• **Problem to solve**
Each record below is to be copied word for word, with pictures removed.

[Chart and figure data]

= = =

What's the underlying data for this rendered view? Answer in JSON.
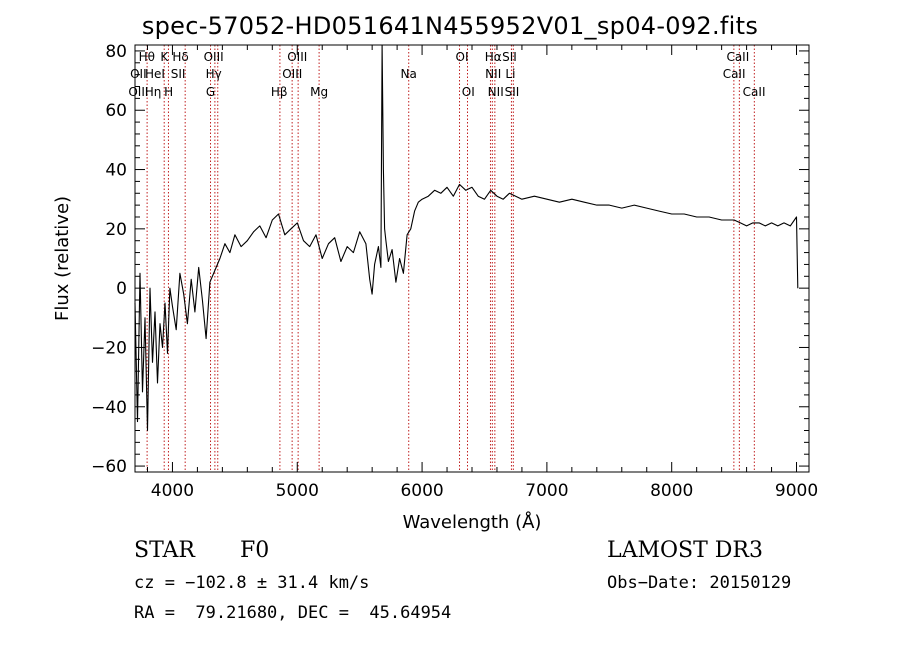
{
  "chart_data": {
    "type": "line",
    "title": "spec-57052-HD051641N455952V01_sp04-092.fits",
    "xlabel": "Wavelength (Å)",
    "ylabel": "Flux (relative)",
    "xlim": [
      3700,
      9100
    ],
    "ylim": [
      -62,
      82
    ],
    "xticks": [
      4000,
      5000,
      6000,
      7000,
      8000,
      9000
    ],
    "yticks": [
      -60,
      -40,
      -20,
      0,
      20,
      40,
      60,
      80
    ],
    "series": [
      {
        "name": "spectrum",
        "x": [
          3700,
          3720,
          3740,
          3760,
          3780,
          3800,
          3820,
          3840,
          3860,
          3880,
          3900,
          3920,
          3940,
          3960,
          3980,
          4000,
          4030,
          4060,
          4090,
          4120,
          4150,
          4180,
          4210,
          4240,
          4270,
          4300,
          4340,
          4380,
          4420,
          4460,
          4500,
          4550,
          4600,
          4650,
          4700,
          4750,
          4800,
          4850,
          4900,
          4950,
          5000,
          5050,
          5100,
          5150,
          5200,
          5250,
          5300,
          5350,
          5400,
          5450,
          5500,
          5550,
          5580,
          5600,
          5620,
          5650,
          5670,
          5680,
          5690,
          5700,
          5710,
          5730,
          5760,
          5790,
          5820,
          5850,
          5880,
          5910,
          5940,
          5970,
          6000,
          6050,
          6100,
          6150,
          6200,
          6250,
          6300,
          6350,
          6400,
          6450,
          6500,
          6550,
          6600,
          6650,
          6700,
          6750,
          6800,
          6900,
          7000,
          7100,
          7200,
          7300,
          7400,
          7500,
          7600,
          7700,
          7800,
          7900,
          8000,
          8100,
          8200,
          8300,
          8400,
          8500,
          8550,
          8600,
          8650,
          8700,
          8750,
          8800,
          8850,
          8900,
          8950,
          9000,
          9010
        ],
        "y": [
          -5,
          -45,
          5,
          -35,
          -10,
          -48,
          0,
          -25,
          -8,
          -32,
          -12,
          -20,
          -5,
          -22,
          0,
          -6,
          -14,
          5,
          -2,
          -12,
          3,
          -8,
          7,
          -4,
          -17,
          2,
          6,
          10,
          15,
          12,
          18,
          14,
          16,
          19,
          21,
          17,
          23,
          25,
          18,
          20,
          22,
          16,
          14,
          18,
          10,
          15,
          17,
          9,
          14,
          12,
          19,
          15,
          3,
          -2,
          8,
          14,
          7,
          82,
          40,
          20,
          16,
          9,
          13,
          2,
          10,
          5,
          18,
          20,
          26,
          29,
          30,
          31,
          33,
          32,
          34,
          31,
          35,
          33,
          34,
          31,
          30,
          33,
          31,
          30,
          32,
          31,
          30,
          31,
          30,
          29,
          30,
          29,
          28,
          28,
          27,
          28,
          27,
          26,
          25,
          25,
          24,
          24,
          23,
          23,
          22,
          21,
          22,
          22,
          21,
          22,
          21,
          22,
          21,
          24,
          0
        ]
      }
    ],
    "lines": [
      {
        "name": "Hθ",
        "x": 3797
      },
      {
        "name": "K",
        "x": 3934
      },
      {
        "name": "H",
        "x": 3968
      },
      {
        "name": "Hδ",
        "x": 4102
      },
      {
        "name": "OIII",
        "x": 4363
      },
      {
        "name": "Hγ",
        "x": 4340
      },
      {
        "name": "G",
        "x": 4305
      },
      {
        "name": "Hβ",
        "x": 4861
      },
      {
        "name": "OIII",
        "x": 5007
      },
      {
        "name": "OIII",
        "x": 4959
      },
      {
        "name": "Mg",
        "x": 5175
      },
      {
        "name": "Na",
        "x": 5893
      },
      {
        "name": "OI",
        "x": 6300
      },
      {
        "name": "OI",
        "x": 6364
      },
      {
        "name": "Hα",
        "x": 6563
      },
      {
        "name": "NII",
        "x": 6548
      },
      {
        "name": "NII",
        "x": 6583
      },
      {
        "name": "SII",
        "x": 6716
      },
      {
        "name": "SII",
        "x": 6731
      },
      {
        "name": "CaII",
        "x": 8498
      },
      {
        "name": "CaII",
        "x": 8542
      },
      {
        "name": "CaII",
        "x": 8662
      }
    ],
    "labels": [
      {
        "text": "Hθ",
        "wl": 3795,
        "row": 1
      },
      {
        "text": "K",
        "wl": 3935,
        "row": 1
      },
      {
        "text": "Hδ",
        "wl": 4065,
        "row": 1
      },
      {
        "text": "OIII",
        "wl": 4330,
        "row": 1
      },
      {
        "text": "OIII",
        "wl": 5000,
        "row": 1
      },
      {
        "text": "OI",
        "wl": 6320,
        "row": 1
      },
      {
        "text": "Hα",
        "wl": 6570,
        "row": 1
      },
      {
        "text": "SII",
        "wl": 6700,
        "row": 1
      },
      {
        "text": "CaII",
        "wl": 8530,
        "row": 1
      },
      {
        "text": "OII",
        "wl": 3727,
        "row": 2
      },
      {
        "text": "HeI",
        "wl": 3860,
        "row": 2
      },
      {
        "text": "SII",
        "wl": 4045,
        "row": 2
      },
      {
        "text": "Hγ",
        "wl": 4330,
        "row": 2
      },
      {
        "text": "OIII",
        "wl": 4960,
        "row": 2
      },
      {
        "text": "Na",
        "wl": 5893,
        "row": 2
      },
      {
        "text": "NII",
        "wl": 6570,
        "row": 2
      },
      {
        "text": "Li",
        "wl": 6708,
        "row": 2
      },
      {
        "text": "CaII",
        "wl": 8500,
        "row": 2
      },
      {
        "text": "OIII",
        "wl": 3727,
        "row": 3
      },
      {
        "text": "Hη",
        "wl": 3845,
        "row": 3
      },
      {
        "text": "H",
        "wl": 3970,
        "row": 3
      },
      {
        "text": "G",
        "wl": 4305,
        "row": 3
      },
      {
        "text": "Hβ",
        "wl": 4855,
        "row": 3
      },
      {
        "text": "Mg",
        "wl": 5175,
        "row": 3
      },
      {
        "text": "OI",
        "wl": 6370,
        "row": 3
      },
      {
        "text": "NII",
        "wl": 6590,
        "row": 3
      },
      {
        "text": "SII",
        "wl": 6720,
        "row": 3
      },
      {
        "text": "CaII",
        "wl": 8660,
        "row": 3
      }
    ]
  },
  "info": {
    "object_class": "STAR",
    "subclass": "F0",
    "survey": "LAMOST DR3",
    "cz": "cz = −102.8 ± 31.4 km/s",
    "obs_date": "Obs−Date: 20150129",
    "coords": "RA =  79.21680, DEC =  45.64954"
  }
}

= = =

• **The completed task**
What's the underlying data for this rendered view? Answer in JSON.
{
  "chart_data": {
    "type": "line",
    "title": "spec-57052-HD051641N455952V01_sp04-092.fits",
    "xlabel": "Wavelength (Å)",
    "ylabel": "Flux (relative)",
    "xlim": [
      3700,
      9100
    ],
    "ylim": [
      -62,
      82
    ],
    "xticks": [
      4000,
      5000,
      6000,
      7000,
      8000,
      9000
    ],
    "yticks": [
      -60,
      -40,
      -20,
      0,
      20,
      40,
      60,
      80
    ],
    "series": [
      {
        "name": "spectrum",
        "x": [
          3700,
          3720,
          3740,
          3760,
          3780,
          3800,
          3820,
          3840,
          3860,
          3880,
          3900,
          3920,
          3940,
          3960,
          3980,
          4000,
          4030,
          4060,
          4090,
          4120,
          4150,
          4180,
          4210,
          4240,
          4270,
          4300,
          4340,
          4380,
          4420,
          4460,
          4500,
          4550,
          4600,
          4650,
          4700,
          4750,
          4800,
          4850,
          4900,
          4950,
          5000,
          5050,
          5100,
          5150,
          5200,
          5250,
          5300,
          5350,
          5400,
          5450,
          5500,
          5550,
          5580,
          5600,
          5620,
          5650,
          5670,
          5680,
          5690,
          5700,
          5710,
          5730,
          5760,
          5790,
          5820,
          5850,
          5880,
          5910,
          5940,
          5970,
          6000,
          6050,
          6100,
          6150,
          6200,
          6250,
          6300,
          6350,
          6400,
          6450,
          6500,
          6550,
          6600,
          6650,
          6700,
          6750,
          6800,
          6900,
          7000,
          7100,
          7200,
          7300,
          7400,
          7500,
          7600,
          7700,
          7800,
          7900,
          8000,
          8100,
          8200,
          8300,
          8400,
          8500,
          8550,
          8600,
          8650,
          8700,
          8750,
          8800,
          8850,
          8900,
          8950,
          9000,
          9010
        ],
        "y": [
          -5,
          -45,
          5,
          -35,
          -10,
          -48,
          0,
          -25,
          -8,
          -32,
          -12,
          -20,
          -5,
          -22,
          0,
          -6,
          -14,
          5,
          -2,
          -12,
          3,
          -8,
          7,
          -4,
          -17,
          2,
          6,
          10,
          15,
          12,
          18,
          14,
          16,
          19,
          21,
          17,
          23,
          25,
          18,
          20,
          22,
          16,
          14,
          18,
          10,
          15,
          17,
          9,
          14,
          12,
          19,
          15,
          3,
          -2,
          8,
          14,
          7,
          82,
          40,
          20,
          16,
          9,
          13,
          2,
          10,
          5,
          18,
          20,
          26,
          29,
          30,
          31,
          33,
          32,
          34,
          31,
          35,
          33,
          34,
          31,
          30,
          33,
          31,
          30,
          32,
          31,
          30,
          31,
          30,
          29,
          30,
          29,
          28,
          28,
          27,
          28,
          27,
          26,
          25,
          25,
          24,
          24,
          23,
          23,
          22,
          21,
          22,
          22,
          21,
          22,
          21,
          22,
          21,
          24,
          0
        ]
      }
    ],
    "lines": [
      {
        "name": "Hθ",
        "x": 3797
      },
      {
        "name": "K",
        "x": 3934
      },
      {
        "name": "H",
        "x": 3968
      },
      {
        "name": "Hδ",
        "x": 4102
      },
      {
        "name": "OIII",
        "x": 4363
      },
      {
        "name": "Hγ",
        "x": 4340
      },
      {
        "name": "G",
        "x": 4305
      },
      {
        "name": "Hβ",
        "x": 4861
      },
      {
        "name": "OIII",
        "x": 5007
      },
      {
        "name": "OIII",
        "x": 4959
      },
      {
        "name": "Mg",
        "x": 5175
      },
      {
        "name": "Na",
        "x": 5893
      },
      {
        "name": "OI",
        "x": 6300
      },
      {
        "name": "OI",
        "x": 6364
      },
      {
        "name": "Hα",
        "x": 6563
      },
      {
        "name": "NII",
        "x": 6548
      },
      {
        "name": "NII",
        "x": 6583
      },
      {
        "name": "SII",
        "x": 6716
      },
      {
        "name": "SII",
        "x": 6731
      },
      {
        "name": "CaII",
        "x": 8498
      },
      {
        "name": "CaII",
        "x": 8542
      },
      {
        "name": "CaII",
        "x": 8662
      }
    ],
    "labels": [
      {
        "text": "Hθ",
        "wl": 3795,
        "row": 1
      },
      {
        "text": "K",
        "wl": 3935,
        "row": 1
      },
      {
        "text": "Hδ",
        "wl": 4065,
        "row": 1
      },
      {
        "text": "OIII",
        "wl": 4330,
        "row": 1
      },
      {
        "text": "OIII",
        "wl": 5000,
        "row": 1
      },
      {
        "text": "OI",
        "wl": 6320,
        "row": 1
      },
      {
        "text": "Hα",
        "wl": 6570,
        "row": 1
      },
      {
        "text": "SII",
        "wl": 6700,
        "row": 1
      },
      {
        "text": "CaII",
        "wl": 8530,
        "row": 1
      },
      {
        "text": "OII",
        "wl": 3727,
        "row": 2
      },
      {
        "text": "HeI",
        "wl": 3860,
        "row": 2
      },
      {
        "text": "SII",
        "wl": 4045,
        "row": 2
      },
      {
        "text": "Hγ",
        "wl": 4330,
        "row": 2
      },
      {
        "text": "OIII",
        "wl": 4960,
        "row": 2
      },
      {
        "text": "Na",
        "wl": 5893,
        "row": 2
      },
      {
        "text": "NII",
        "wl": 6570,
        "row": 2
      },
      {
        "text": "Li",
        "wl": 6708,
        "row": 2
      },
      {
        "text": "CaII",
        "wl": 8500,
        "row": 2
      },
      {
        "text": "OIII",
        "wl": 3727,
        "row": 3
      },
      {
        "text": "Hη",
        "wl": 3845,
        "row": 3
      },
      {
        "text": "H",
        "wl": 3970,
        "row": 3
      },
      {
        "text": "G",
        "wl": 4305,
        "row": 3
      },
      {
        "text": "Hβ",
        "wl": 4855,
        "row": 3
      },
      {
        "text": "Mg",
        "wl": 5175,
        "row": 3
      },
      {
        "text": "OI",
        "wl": 6370,
        "row": 3
      },
      {
        "text": "NII",
        "wl": 6590,
        "row": 3
      },
      {
        "text": "SII",
        "wl": 6720,
        "row": 3
      },
      {
        "text": "CaII",
        "wl": 8660,
        "row": 3
      }
    ]
  },
  "info": {
    "object_class": "STAR",
    "subclass": "F0",
    "survey": "LAMOST DR3",
    "cz": "cz = −102.8 ± 31.4 km/s",
    "obs_date": "Obs−Date: 20150129",
    "coords": "RA =  79.21680, DEC =  45.64954"
  }
}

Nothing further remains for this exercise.